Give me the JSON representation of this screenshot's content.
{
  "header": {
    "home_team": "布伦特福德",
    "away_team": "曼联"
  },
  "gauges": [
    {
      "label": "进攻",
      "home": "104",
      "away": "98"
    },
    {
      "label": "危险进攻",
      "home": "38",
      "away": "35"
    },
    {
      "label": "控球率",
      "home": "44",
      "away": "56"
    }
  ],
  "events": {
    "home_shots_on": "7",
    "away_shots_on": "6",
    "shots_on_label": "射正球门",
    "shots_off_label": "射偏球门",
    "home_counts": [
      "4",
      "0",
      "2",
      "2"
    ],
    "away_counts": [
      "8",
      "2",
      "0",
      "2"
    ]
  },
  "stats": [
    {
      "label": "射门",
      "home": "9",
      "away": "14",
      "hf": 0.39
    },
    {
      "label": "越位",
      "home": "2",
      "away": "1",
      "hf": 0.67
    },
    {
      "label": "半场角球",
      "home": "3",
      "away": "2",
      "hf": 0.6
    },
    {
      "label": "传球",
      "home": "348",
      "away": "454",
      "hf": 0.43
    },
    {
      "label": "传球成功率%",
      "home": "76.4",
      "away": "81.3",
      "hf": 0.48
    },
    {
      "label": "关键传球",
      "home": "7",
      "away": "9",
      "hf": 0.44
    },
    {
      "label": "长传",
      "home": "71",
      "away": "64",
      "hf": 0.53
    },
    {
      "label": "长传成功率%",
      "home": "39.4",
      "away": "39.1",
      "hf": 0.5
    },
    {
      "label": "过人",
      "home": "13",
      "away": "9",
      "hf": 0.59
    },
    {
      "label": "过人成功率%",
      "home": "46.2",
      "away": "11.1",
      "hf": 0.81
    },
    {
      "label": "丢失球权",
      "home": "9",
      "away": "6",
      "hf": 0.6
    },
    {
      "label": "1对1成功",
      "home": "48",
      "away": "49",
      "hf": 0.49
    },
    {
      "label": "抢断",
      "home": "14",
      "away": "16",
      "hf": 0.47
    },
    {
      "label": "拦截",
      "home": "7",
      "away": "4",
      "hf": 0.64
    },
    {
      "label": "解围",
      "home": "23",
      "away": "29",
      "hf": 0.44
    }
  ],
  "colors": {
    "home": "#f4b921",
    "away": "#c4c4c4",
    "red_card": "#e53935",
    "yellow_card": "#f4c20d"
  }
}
---
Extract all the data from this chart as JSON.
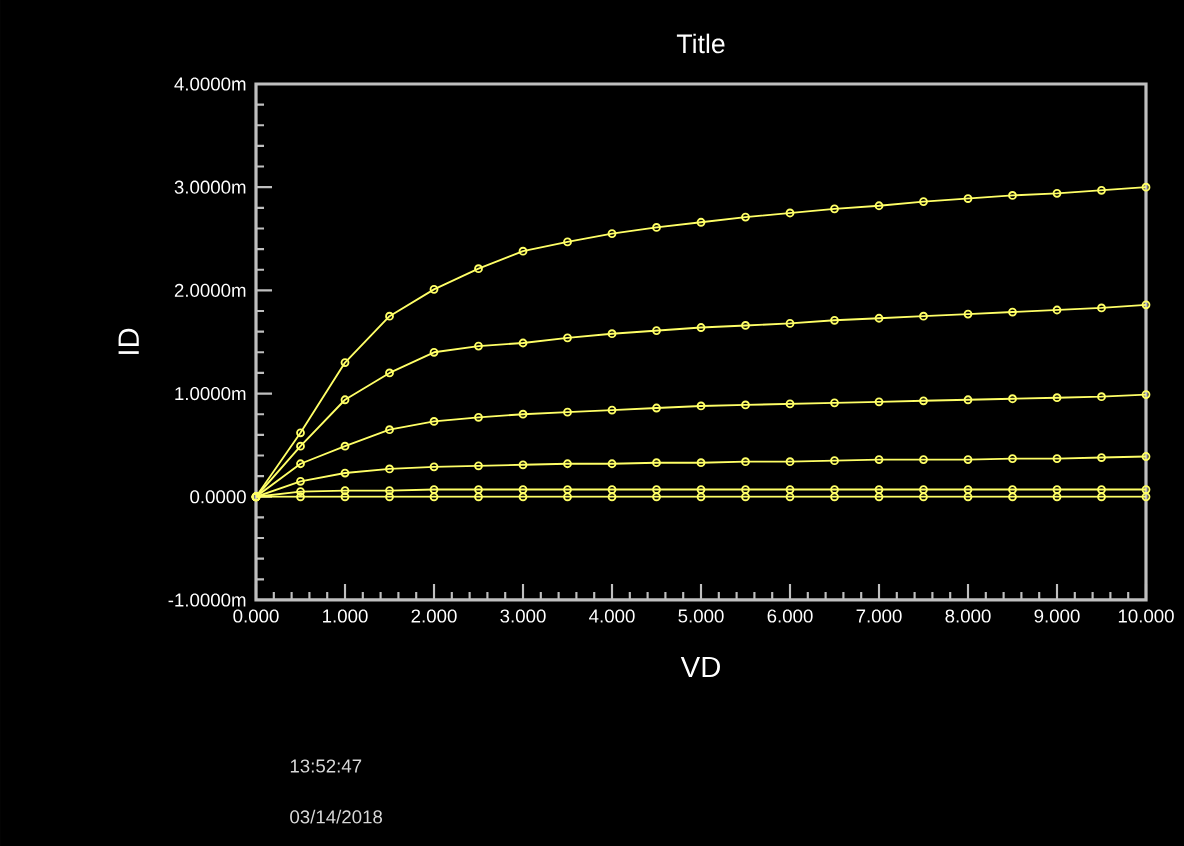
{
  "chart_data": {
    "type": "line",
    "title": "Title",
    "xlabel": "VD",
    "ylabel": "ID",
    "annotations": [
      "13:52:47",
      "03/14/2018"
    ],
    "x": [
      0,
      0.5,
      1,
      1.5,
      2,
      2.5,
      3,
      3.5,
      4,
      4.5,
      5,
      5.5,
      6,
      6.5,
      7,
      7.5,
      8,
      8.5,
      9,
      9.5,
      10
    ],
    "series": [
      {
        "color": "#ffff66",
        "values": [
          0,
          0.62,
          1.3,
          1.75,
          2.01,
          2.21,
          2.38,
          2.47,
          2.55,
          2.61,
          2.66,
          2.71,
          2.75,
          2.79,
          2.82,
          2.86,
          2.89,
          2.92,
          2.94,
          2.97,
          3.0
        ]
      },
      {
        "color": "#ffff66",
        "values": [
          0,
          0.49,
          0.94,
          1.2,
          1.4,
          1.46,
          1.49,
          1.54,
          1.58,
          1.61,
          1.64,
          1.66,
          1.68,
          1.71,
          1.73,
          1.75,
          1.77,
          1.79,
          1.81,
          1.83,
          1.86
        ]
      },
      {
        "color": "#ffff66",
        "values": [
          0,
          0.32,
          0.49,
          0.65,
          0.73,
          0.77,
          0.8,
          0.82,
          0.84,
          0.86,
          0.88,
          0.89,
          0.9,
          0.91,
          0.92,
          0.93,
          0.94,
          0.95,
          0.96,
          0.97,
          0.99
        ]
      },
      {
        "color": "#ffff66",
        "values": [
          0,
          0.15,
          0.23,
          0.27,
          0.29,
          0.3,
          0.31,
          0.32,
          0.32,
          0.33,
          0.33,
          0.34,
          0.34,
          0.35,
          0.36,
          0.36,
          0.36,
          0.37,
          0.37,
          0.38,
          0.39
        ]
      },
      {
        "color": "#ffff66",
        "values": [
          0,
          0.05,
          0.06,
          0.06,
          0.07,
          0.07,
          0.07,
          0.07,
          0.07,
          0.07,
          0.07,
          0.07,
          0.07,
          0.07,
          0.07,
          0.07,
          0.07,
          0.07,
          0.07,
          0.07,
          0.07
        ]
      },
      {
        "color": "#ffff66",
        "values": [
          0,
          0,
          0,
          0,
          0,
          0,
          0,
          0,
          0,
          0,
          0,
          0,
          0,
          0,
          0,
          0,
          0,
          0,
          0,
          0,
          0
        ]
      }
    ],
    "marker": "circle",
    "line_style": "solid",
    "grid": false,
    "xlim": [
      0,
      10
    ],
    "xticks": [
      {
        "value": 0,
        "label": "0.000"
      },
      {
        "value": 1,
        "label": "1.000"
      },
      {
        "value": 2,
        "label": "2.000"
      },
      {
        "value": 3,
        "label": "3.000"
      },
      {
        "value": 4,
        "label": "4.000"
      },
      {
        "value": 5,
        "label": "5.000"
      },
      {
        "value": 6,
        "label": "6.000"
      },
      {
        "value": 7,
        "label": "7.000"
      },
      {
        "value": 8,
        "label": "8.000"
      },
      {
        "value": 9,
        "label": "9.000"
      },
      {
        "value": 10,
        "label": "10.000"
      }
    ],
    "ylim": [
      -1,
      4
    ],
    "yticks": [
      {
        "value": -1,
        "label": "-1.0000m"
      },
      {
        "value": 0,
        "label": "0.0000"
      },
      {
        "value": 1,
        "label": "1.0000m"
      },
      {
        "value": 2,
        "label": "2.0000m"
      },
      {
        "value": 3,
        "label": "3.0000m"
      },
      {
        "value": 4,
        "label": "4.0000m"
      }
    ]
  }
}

## PROBLEM DETAILS
Looking at the material above, count the lines containing the string "this" and reply with the count alone.

## COMPLETED TASK
2